━━━━━ WORKING DATA ━━━━━

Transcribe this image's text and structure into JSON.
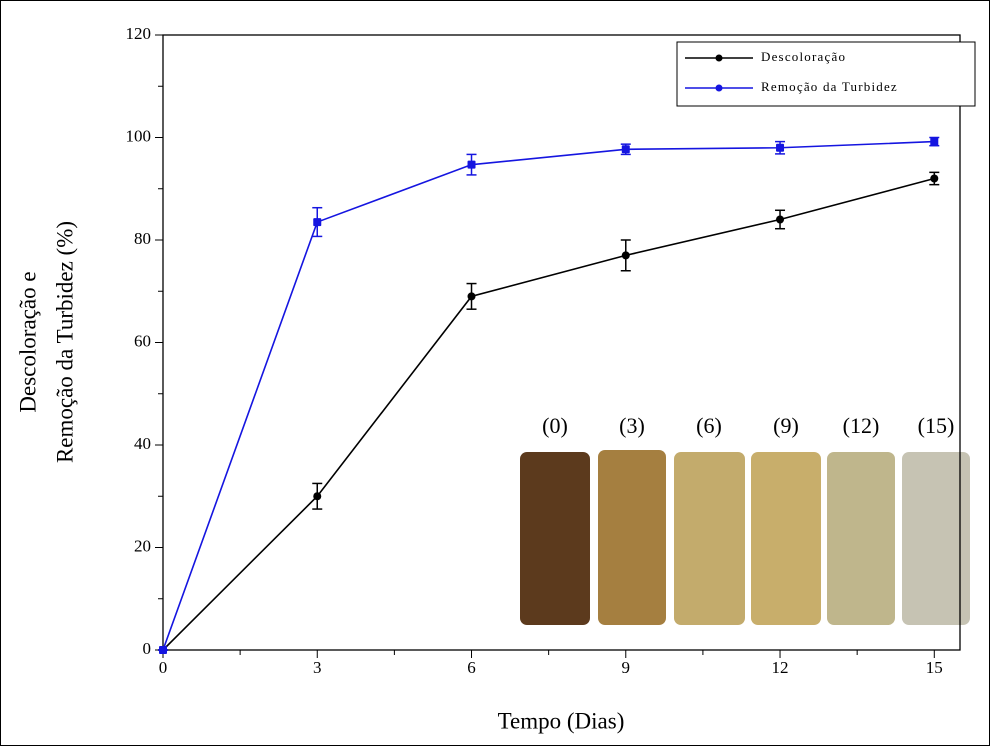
{
  "chart_data": {
    "type": "line",
    "xlabel": "Tempo (Dias)",
    "ylabel": [
      "Descoloração e",
      "Remoção da Turbidez (%)"
    ],
    "x": [
      0,
      3,
      6,
      9,
      12,
      15
    ],
    "series": [
      {
        "name": "Descoloração",
        "color": "#000000",
        "values": [
          0,
          30,
          69,
          77,
          84,
          92
        ],
        "errors": [
          0,
          2.5,
          2.5,
          3,
          1.8,
          1.2
        ]
      },
      {
        "name": "Remoção da Turbidez",
        "color": "#1515e0",
        "values": [
          0,
          83.5,
          94.7,
          97.7,
          98,
          99.2
        ],
        "errors": [
          0,
          2.8,
          2,
          1,
          1.2,
          0.8
        ]
      }
    ],
    "xlim": [
      0,
      15.5
    ],
    "xticks": [
      0,
      3,
      6,
      9,
      12,
      15
    ],
    "ylim": [
      0,
      120
    ],
    "yticks": [
      0,
      20,
      40,
      60,
      80,
      100,
      120
    ],
    "legend": "upper right",
    "inset_labels": [
      "(0)",
      "(3)",
      "(6)",
      "(9)",
      "(12)",
      "(15)"
    ]
  }
}
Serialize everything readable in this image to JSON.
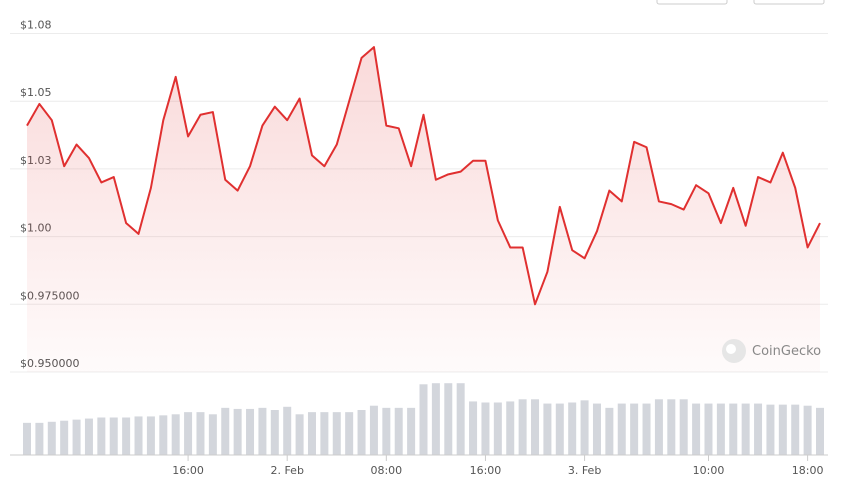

━━━━━

PROBLEM: Copy out every line from the data above that has "name" in it.

SOLUTION FOR THIS PROBLEM:
        "name": "Descoloração",
        "name": "Remoção da Turbidez",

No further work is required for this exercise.